Exercise directions
Output the full listing below exactly, without the pictures.

--- Supplied records ---

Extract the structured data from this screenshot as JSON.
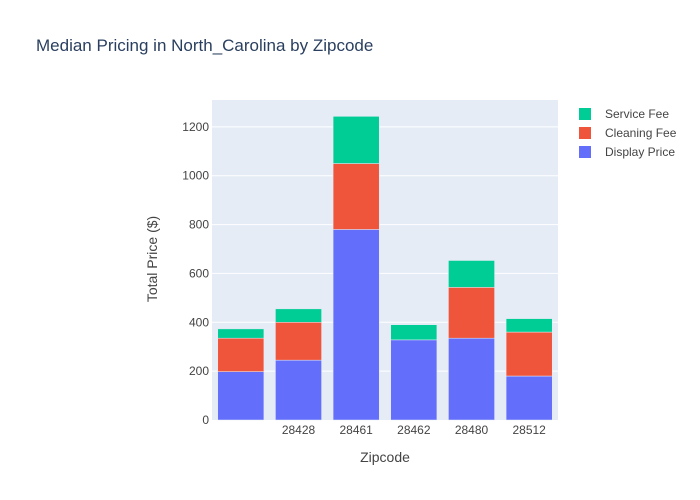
{
  "chart_data": {
    "type": "bar",
    "stacked": true,
    "title": "Median Pricing in North_Carolina by Zipcode",
    "xlabel": "Zipcode",
    "ylabel": "Total Price ($)",
    "categories": [
      "",
      "28428",
      "28461",
      "28462",
      "28480",
      "28512"
    ],
    "ylim": [
      0,
      1310
    ],
    "yticks": [
      0,
      200,
      400,
      600,
      800,
      1000,
      1200
    ],
    "grid": true,
    "legend_position": "top-right",
    "series": [
      {
        "name": "Display Price",
        "color": "#636efa",
        "values": [
          198,
          245,
          780,
          328,
          335,
          180
        ]
      },
      {
        "name": "Cleaning Fee",
        "color": "#ef553b",
        "values": [
          137,
          155,
          270,
          0,
          208,
          180
        ]
      },
      {
        "name": "Service Fee",
        "color": "#00cc96",
        "values": [
          38,
          55,
          193,
          62,
          110,
          55
        ]
      }
    ]
  }
}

---

Problem solution
Extract the structured data from this screenshot as JSON.
{
  "chart_data": {
    "type": "bar",
    "stacked": true,
    "title": "Median Pricing in North_Carolina by Zipcode",
    "xlabel": "Zipcode",
    "ylabel": "Total Price ($)",
    "categories": [
      "",
      "28428",
      "28461",
      "28462",
      "28480",
      "28512"
    ],
    "ylim": [
      0,
      1310
    ],
    "yticks": [
      0,
      200,
      400,
      600,
      800,
      1000,
      1200
    ],
    "grid": true,
    "legend_position": "top-right",
    "series": [
      {
        "name": "Display Price",
        "color": "#636efa",
        "values": [
          198,
          245,
          780,
          328,
          335,
          180
        ]
      },
      {
        "name": "Cleaning Fee",
        "color": "#ef553b",
        "values": [
          137,
          155,
          270,
          0,
          208,
          180
        ]
      },
      {
        "name": "Service Fee",
        "color": "#00cc96",
        "values": [
          38,
          55,
          193,
          62,
          110,
          55
        ]
      }
    ]
  }
}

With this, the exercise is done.